Stated task =>
Please print the full listing exactly.

Material provided =>

►

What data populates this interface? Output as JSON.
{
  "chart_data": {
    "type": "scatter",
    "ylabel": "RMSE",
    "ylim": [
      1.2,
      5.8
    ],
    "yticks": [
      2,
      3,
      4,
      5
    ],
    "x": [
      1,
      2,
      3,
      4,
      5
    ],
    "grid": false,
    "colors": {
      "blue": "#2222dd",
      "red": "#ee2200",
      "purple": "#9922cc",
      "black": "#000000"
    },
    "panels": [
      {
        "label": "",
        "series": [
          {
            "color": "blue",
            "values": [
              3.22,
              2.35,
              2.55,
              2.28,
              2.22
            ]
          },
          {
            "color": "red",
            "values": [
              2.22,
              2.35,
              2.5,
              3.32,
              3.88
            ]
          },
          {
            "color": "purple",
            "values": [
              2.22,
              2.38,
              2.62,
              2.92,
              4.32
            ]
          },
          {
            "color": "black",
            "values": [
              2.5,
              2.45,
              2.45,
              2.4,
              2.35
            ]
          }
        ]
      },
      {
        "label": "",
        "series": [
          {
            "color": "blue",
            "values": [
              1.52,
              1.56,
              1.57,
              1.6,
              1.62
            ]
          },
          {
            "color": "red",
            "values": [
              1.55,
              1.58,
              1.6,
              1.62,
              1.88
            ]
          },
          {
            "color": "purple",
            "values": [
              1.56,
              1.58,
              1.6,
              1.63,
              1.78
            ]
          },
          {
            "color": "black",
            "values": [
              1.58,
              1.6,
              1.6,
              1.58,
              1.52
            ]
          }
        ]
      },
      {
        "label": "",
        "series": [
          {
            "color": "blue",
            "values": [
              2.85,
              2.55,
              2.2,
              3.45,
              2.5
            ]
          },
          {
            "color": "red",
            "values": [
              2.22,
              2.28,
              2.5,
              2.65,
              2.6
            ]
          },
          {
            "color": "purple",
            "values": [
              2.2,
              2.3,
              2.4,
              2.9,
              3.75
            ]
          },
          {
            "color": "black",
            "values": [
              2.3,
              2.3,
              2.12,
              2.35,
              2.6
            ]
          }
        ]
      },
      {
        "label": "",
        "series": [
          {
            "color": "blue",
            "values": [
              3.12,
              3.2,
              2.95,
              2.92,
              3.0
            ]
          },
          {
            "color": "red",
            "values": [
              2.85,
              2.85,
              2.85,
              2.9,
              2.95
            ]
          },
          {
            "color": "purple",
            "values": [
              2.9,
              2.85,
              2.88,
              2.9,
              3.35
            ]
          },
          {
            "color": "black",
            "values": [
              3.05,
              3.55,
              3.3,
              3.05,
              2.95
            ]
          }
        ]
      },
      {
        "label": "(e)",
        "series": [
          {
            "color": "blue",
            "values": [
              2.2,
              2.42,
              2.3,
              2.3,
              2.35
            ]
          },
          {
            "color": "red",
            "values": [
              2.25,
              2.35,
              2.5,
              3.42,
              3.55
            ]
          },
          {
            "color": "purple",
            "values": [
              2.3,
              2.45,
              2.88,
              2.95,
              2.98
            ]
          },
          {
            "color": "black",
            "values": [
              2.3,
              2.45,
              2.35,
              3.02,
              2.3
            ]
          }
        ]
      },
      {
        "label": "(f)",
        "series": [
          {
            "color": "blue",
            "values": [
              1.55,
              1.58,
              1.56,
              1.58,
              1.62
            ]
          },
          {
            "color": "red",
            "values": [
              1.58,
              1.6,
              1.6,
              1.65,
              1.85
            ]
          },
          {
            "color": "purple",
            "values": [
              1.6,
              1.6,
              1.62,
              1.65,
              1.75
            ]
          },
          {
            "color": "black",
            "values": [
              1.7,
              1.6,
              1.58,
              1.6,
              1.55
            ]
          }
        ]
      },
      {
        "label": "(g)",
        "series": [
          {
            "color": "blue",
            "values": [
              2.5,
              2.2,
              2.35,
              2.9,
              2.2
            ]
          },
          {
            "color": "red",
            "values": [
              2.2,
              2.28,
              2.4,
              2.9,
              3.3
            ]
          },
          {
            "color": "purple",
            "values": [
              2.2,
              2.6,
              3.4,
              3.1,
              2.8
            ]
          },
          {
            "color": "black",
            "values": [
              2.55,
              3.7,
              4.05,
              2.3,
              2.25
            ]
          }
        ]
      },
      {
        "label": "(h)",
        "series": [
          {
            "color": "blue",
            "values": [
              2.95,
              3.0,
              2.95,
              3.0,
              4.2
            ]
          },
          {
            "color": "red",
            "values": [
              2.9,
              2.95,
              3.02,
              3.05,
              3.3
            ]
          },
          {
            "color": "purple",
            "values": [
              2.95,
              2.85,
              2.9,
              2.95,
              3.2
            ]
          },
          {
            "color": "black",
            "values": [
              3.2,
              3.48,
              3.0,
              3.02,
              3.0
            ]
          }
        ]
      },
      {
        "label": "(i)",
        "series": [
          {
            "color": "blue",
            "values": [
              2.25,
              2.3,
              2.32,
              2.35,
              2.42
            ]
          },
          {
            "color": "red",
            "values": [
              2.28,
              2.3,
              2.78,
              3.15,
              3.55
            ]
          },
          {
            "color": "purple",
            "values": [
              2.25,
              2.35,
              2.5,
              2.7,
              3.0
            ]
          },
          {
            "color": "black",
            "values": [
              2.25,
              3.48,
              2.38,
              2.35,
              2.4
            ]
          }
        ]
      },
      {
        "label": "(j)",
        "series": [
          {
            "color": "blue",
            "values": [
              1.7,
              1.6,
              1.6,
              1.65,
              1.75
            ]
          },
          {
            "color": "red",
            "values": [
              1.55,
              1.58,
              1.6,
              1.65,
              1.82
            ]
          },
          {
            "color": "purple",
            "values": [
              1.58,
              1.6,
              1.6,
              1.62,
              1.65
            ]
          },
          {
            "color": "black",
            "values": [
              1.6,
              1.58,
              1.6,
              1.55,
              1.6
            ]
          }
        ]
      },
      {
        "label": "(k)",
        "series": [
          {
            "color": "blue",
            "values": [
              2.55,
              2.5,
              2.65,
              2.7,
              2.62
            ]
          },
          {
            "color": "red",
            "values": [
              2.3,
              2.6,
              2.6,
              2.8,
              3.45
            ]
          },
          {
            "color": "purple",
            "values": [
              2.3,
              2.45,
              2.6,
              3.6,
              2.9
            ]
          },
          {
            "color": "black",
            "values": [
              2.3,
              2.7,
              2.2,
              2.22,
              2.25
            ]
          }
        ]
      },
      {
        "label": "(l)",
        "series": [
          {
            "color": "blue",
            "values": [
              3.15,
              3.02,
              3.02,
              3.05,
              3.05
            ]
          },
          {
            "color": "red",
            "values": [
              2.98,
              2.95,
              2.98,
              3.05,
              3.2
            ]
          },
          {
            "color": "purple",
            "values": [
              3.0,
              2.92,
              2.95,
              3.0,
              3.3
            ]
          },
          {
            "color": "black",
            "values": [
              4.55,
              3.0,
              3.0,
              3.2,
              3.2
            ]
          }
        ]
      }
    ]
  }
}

◄

Output below =>
What data populates this interface? Output as JSON.
{
  "chart_data": {
    "type": "scatter",
    "ylabel": "RMSE",
    "ylim": [
      1.2,
      5.8
    ],
    "yticks": [
      2,
      3,
      4,
      5
    ],
    "x": [
      1,
      2,
      3,
      4,
      5
    ],
    "grid": false,
    "colors": {
      "blue": "#2222dd",
      "red": "#ee2200",
      "purple": "#9922cc",
      "black": "#000000"
    },
    "panels": [
      {
        "label": "",
        "series": [
          {
            "color": "blue",
            "values": [
              3.22,
              2.35,
              2.55,
              2.28,
              2.22
            ]
          },
          {
            "color": "red",
            "values": [
              2.22,
              2.35,
              2.5,
              3.32,
              3.88
            ]
          },
          {
            "color": "purple",
            "values": [
              2.22,
              2.38,
              2.62,
              2.92,
              4.32
            ]
          },
          {
            "color": "black",
            "values": [
              2.5,
              2.45,
              2.45,
              2.4,
              2.35
            ]
          }
        ]
      },
      {
        "label": "",
        "series": [
          {
            "color": "blue",
            "values": [
              1.52,
              1.56,
              1.57,
              1.6,
              1.62
            ]
          },
          {
            "color": "red",
            "values": [
              1.55,
              1.58,
              1.6,
              1.62,
              1.88
            ]
          },
          {
            "color": "purple",
            "values": [
              1.56,
              1.58,
              1.6,
              1.63,
              1.78
            ]
          },
          {
            "color": "black",
            "values": [
              1.58,
              1.6,
              1.6,
              1.58,
              1.52
            ]
          }
        ]
      },
      {
        "label": "",
        "series": [
          {
            "color": "blue",
            "values": [
              2.85,
              2.55,
              2.2,
              3.45,
              2.5
            ]
          },
          {
            "color": "red",
            "values": [
              2.22,
              2.28,
              2.5,
              2.65,
              2.6
            ]
          },
          {
            "color": "purple",
            "values": [
              2.2,
              2.3,
              2.4,
              2.9,
              3.75
            ]
          },
          {
            "color": "black",
            "values": [
              2.3,
              2.3,
              2.12,
              2.35,
              2.6
            ]
          }
        ]
      },
      {
        "label": "",
        "series": [
          {
            "color": "blue",
            "values": [
              3.12,
              3.2,
              2.95,
              2.92,
              3.0
            ]
          },
          {
            "color": "red",
            "values": [
              2.85,
              2.85,
              2.85,
              2.9,
              2.95
            ]
          },
          {
            "color": "purple",
            "values": [
              2.9,
              2.85,
              2.88,
              2.9,
              3.35
            ]
          },
          {
            "color": "black",
            "values": [
              3.05,
              3.55,
              3.3,
              3.05,
              2.95
            ]
          }
        ]
      },
      {
        "label": "(e)",
        "series": [
          {
            "color": "blue",
            "values": [
              2.2,
              2.42,
              2.3,
              2.3,
              2.35
            ]
          },
          {
            "color": "red",
            "values": [
              2.25,
              2.35,
              2.5,
              3.42,
              3.55
            ]
          },
          {
            "color": "purple",
            "values": [
              2.3,
              2.45,
              2.88,
              2.95,
              2.98
            ]
          },
          {
            "color": "black",
            "values": [
              2.3,
              2.45,
              2.35,
              3.02,
              2.3
            ]
          }
        ]
      },
      {
        "label": "(f)",
        "series": [
          {
            "color": "blue",
            "values": [
              1.55,
              1.58,
              1.56,
              1.58,
              1.62
            ]
          },
          {
            "color": "red",
            "values": [
              1.58,
              1.6,
              1.6,
              1.65,
              1.85
            ]
          },
          {
            "color": "purple",
            "values": [
              1.6,
              1.6,
              1.62,
              1.65,
              1.75
            ]
          },
          {
            "color": "black",
            "values": [
              1.7,
              1.6,
              1.58,
              1.6,
              1.55
            ]
          }
        ]
      },
      {
        "label": "(g)",
        "series": [
          {
            "color": "blue",
            "values": [
              2.5,
              2.2,
              2.35,
              2.9,
              2.2
            ]
          },
          {
            "color": "red",
            "values": [
              2.2,
              2.28,
              2.4,
              2.9,
              3.3
            ]
          },
          {
            "color": "purple",
            "values": [
              2.2,
              2.6,
              3.4,
              3.1,
              2.8
            ]
          },
          {
            "color": "black",
            "values": [
              2.55,
              3.7,
              4.05,
              2.3,
              2.25
            ]
          }
        ]
      },
      {
        "label": "(h)",
        "series": [
          {
            "color": "blue",
            "values": [
              2.95,
              3.0,
              2.95,
              3.0,
              4.2
            ]
          },
          {
            "color": "red",
            "values": [
              2.9,
              2.95,
              3.02,
              3.05,
              3.3
            ]
          },
          {
            "color": "purple",
            "values": [
              2.95,
              2.85,
              2.9,
              2.95,
              3.2
            ]
          },
          {
            "color": "black",
            "values": [
              3.2,
              3.48,
              3.0,
              3.02,
              3.0
            ]
          }
        ]
      },
      {
        "label": "(i)",
        "series": [
          {
            "color": "blue",
            "values": [
              2.25,
              2.3,
              2.32,
              2.35,
              2.42
            ]
          },
          {
            "color": "red",
            "values": [
              2.28,
              2.3,
              2.78,
              3.15,
              3.55
            ]
          },
          {
            "color": "purple",
            "values": [
              2.25,
              2.35,
              2.5,
              2.7,
              3.0
            ]
          },
          {
            "color": "black",
            "values": [
              2.25,
              3.48,
              2.38,
              2.35,
              2.4
            ]
          }
        ]
      },
      {
        "label": "(j)",
        "series": [
          {
            "color": "blue",
            "values": [
              1.7,
              1.6,
              1.6,
              1.65,
              1.75
            ]
          },
          {
            "color": "red",
            "values": [
              1.55,
              1.58,
              1.6,
              1.65,
              1.82
            ]
          },
          {
            "color": "purple",
            "values": [
              1.58,
              1.6,
              1.6,
              1.62,
              1.65
            ]
          },
          {
            "color": "black",
            "values": [
              1.6,
              1.58,
              1.6,
              1.55,
              1.6
            ]
          }
        ]
      },
      {
        "label": "(k)",
        "series": [
          {
            "color": "blue",
            "values": [
              2.55,
              2.5,
              2.65,
              2.7,
              2.62
            ]
          },
          {
            "color": "red",
            "values": [
              2.3,
              2.6,
              2.6,
              2.8,
              3.45
            ]
          },
          {
            "color": "purple",
            "values": [
              2.3,
              2.45,
              2.6,
              3.6,
              2.9
            ]
          },
          {
            "color": "black",
            "values": [
              2.3,
              2.7,
              2.2,
              2.22,
              2.25
            ]
          }
        ]
      },
      {
        "label": "(l)",
        "series": [
          {
            "color": "blue",
            "values": [
              3.15,
              3.02,
              3.02,
              3.05,
              3.05
            ]
          },
          {
            "color": "red",
            "values": [
              2.98,
              2.95,
              2.98,
              3.05,
              3.2
            ]
          },
          {
            "color": "purple",
            "values": [
              3.0,
              2.92,
              2.95,
              3.0,
              3.3
            ]
          },
          {
            "color": "black",
            "values": [
              4.55,
              3.0,
              3.0,
              3.2,
              3.2
            ]
          }
        ]
      }
    ]
  }
}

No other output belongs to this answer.